Gather all lines in the data that hold the string "энергии".

----

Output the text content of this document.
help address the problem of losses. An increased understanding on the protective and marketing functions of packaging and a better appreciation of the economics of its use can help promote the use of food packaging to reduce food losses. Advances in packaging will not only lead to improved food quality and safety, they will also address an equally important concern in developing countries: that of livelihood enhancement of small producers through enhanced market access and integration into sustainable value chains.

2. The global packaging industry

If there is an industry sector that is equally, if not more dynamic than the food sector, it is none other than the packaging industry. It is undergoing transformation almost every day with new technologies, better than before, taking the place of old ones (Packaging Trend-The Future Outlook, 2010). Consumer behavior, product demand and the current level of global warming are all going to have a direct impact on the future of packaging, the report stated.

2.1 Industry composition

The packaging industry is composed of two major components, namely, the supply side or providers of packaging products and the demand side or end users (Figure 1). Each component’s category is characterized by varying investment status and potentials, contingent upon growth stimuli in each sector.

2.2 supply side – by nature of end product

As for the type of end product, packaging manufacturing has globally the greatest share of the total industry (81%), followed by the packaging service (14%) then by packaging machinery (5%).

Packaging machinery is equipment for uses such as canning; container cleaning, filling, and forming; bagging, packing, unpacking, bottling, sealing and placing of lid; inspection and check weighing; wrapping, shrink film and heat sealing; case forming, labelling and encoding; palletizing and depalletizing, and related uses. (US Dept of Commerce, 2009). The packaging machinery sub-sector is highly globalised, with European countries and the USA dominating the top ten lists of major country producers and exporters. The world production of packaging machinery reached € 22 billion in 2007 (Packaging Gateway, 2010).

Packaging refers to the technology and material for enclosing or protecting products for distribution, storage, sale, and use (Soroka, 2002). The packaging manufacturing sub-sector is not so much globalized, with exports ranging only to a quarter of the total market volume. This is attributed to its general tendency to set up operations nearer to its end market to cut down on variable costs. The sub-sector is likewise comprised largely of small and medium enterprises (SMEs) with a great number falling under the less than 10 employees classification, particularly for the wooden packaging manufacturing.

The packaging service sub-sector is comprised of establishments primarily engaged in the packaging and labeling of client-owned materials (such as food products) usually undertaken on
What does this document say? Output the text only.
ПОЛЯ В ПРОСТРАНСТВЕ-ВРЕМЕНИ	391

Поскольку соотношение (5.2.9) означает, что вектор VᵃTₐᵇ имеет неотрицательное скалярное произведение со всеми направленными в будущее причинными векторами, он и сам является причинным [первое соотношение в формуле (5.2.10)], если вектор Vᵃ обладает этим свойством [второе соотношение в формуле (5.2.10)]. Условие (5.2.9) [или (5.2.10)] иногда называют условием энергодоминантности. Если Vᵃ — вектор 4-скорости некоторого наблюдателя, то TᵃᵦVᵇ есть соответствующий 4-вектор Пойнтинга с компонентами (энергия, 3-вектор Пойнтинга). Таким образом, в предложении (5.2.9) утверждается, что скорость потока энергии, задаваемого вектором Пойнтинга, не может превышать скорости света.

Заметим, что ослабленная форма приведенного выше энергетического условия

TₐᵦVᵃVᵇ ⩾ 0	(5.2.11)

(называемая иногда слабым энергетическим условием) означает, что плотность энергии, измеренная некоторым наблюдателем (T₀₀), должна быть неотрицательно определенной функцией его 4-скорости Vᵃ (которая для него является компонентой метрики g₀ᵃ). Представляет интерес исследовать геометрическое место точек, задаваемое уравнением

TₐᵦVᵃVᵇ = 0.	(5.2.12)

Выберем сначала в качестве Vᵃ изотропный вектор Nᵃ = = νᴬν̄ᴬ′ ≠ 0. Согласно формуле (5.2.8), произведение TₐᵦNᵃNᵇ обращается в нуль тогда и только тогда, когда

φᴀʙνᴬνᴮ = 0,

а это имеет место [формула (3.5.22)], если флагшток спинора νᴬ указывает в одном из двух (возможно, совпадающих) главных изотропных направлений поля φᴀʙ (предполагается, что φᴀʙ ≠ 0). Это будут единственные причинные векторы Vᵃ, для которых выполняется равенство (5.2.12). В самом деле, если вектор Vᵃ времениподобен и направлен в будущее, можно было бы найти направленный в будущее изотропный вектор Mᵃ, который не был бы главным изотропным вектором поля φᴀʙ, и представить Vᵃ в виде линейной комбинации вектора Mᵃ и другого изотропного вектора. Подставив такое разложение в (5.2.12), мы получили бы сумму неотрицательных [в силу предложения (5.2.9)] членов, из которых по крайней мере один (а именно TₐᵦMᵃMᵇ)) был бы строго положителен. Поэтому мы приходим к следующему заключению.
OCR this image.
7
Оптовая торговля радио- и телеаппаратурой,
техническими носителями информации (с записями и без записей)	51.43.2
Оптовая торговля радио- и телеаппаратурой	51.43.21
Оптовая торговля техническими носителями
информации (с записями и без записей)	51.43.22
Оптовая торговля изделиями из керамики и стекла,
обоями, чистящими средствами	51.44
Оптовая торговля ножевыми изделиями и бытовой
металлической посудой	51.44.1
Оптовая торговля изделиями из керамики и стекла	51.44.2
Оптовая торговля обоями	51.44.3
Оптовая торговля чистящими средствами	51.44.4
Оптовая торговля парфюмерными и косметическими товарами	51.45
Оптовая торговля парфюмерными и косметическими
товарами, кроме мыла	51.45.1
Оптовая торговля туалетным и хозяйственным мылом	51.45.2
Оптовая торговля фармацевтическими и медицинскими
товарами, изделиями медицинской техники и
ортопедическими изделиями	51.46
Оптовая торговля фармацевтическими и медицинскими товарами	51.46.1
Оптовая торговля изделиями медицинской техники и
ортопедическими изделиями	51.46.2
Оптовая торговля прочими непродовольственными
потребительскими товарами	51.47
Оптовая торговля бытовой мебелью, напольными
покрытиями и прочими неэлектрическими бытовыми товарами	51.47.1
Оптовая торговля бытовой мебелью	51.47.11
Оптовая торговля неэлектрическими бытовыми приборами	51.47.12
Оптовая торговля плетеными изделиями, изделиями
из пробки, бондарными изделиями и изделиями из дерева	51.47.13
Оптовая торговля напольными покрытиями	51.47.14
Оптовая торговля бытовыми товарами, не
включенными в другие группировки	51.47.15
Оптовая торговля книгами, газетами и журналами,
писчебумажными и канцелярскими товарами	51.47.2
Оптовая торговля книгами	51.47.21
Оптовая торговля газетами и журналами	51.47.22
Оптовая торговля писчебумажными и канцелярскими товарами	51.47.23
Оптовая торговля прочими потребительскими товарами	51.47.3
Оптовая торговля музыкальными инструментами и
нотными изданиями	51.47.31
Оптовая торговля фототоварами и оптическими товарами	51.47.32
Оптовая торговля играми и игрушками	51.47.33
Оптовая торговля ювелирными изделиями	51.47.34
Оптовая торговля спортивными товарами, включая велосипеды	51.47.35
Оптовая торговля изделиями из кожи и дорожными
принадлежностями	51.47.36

----

**WRITTEN ANSWER**
Поскольку соотношение (5.2.9) означает, что вектор VᵃTₐᵇ имеет неотрицательное скалярное произведение со всеми направленными в будущее причинными векторами, он и сам является причинным [первое соотношение в формуле (5.2.10)], если вектор Vᵃ обладает этим свойством [второе соотношение в формуле (5.2.10)]. Условие (5.2.9) [или (5.2.10)] иногда называют условием энергодоминантности. Если Vᵃ — вектор 4-скорости некоторого наблюдателя, то TᵃᵦVᵇ есть соответствующий 4-вектор Пойнтинга с компонентами (энергия, 3-вектор Пойнтинга). Таким образом, в предложении (5.2.9) утверждается, что скорость потока энергии, задаваемого вектором Пойнтинга, не может превышать скорости света.
(называемая иногда слабым энергетическим условием) означает, что плотность энергии, измеренная некоторым наблюдателем (T₀₀), должна быть неотрицательно определенной функцией его 4-скорости Vᵃ (которая для него является компонентой метрики g₀ᵃ). Представляет интерес исследовать геометрическое место точек, задаваемое уравнением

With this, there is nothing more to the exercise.